| To do |
Print out the entries below with no edits.

| Raw records |
┌──
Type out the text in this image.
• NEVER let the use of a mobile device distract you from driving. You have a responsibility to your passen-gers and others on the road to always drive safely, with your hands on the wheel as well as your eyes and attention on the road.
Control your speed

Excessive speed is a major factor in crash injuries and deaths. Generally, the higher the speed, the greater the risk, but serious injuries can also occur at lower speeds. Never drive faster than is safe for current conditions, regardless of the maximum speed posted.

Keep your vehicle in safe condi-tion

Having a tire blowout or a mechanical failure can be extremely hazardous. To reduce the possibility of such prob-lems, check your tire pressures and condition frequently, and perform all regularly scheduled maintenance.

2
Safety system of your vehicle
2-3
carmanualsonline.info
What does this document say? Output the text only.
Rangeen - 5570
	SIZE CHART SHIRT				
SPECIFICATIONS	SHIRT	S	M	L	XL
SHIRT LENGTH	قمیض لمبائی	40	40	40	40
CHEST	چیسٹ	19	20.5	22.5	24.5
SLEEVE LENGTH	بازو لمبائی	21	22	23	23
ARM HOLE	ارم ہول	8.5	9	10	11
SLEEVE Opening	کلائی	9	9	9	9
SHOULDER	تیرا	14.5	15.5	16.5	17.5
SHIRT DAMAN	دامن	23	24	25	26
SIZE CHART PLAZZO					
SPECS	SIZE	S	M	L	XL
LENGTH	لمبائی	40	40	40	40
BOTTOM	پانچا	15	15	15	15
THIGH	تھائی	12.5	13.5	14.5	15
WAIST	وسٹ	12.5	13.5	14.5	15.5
└──
| Expected output |
Type out the text in this image.
• NEVER let the use of a mobile device distract you from driving. You have a responsibility to your passen-gers and others on the road to always drive safely, with your hands on the wheel as well as your eyes and attention on the road.
Control your speed

Excessive speed is a major factor in crash injuries and deaths. Generally, the higher the speed, the greater the risk, but serious injuries can also occur at lower speeds. Never drive faster than is safe for current conditions, regardless of the maximum speed posted.

Keep your vehicle in safe condi-tion

Having a tire blowout or a mechanical failure can be extremely hazardous. To reduce the possibility of such prob-lems, check your tire pressures and condition frequently, and perform all regularly scheduled maintenance.

2
Safety system of your vehicle
2-3
carmanualsonline.info
What does this document say? Output the text only.
Rangeen - 5570
	SIZE CHART SHIRT				
SPECIFICATIONS	SHIRT	S	M	L	XL
SHIRT LENGTH	قمیض لمبائی	40	40	40	40
CHEST	چیسٹ	19	20.5	22.5	24.5
SLEEVE LENGTH	بازو لمبائی	21	22	23	23
ARM HOLE	ارم ہول	8.5	9	10	11
SLEEVE Opening	کلائی	9	9	9	9
SHOULDER	تیرا	14.5	15.5	16.5	17.5
SHIRT DAMAN	دامن	23	24	25	26
SIZE CHART PLAZZO					
SPECS	SIZE	S	M	L	XL
LENGTH	لمبائی	40	40	40	40
BOTTOM	پانچا	15	15	15	15
THIGH	تھائی	12.5	13.5	14.5	15
WAIST	وسٹ	12.5	13.5	14.5	15.5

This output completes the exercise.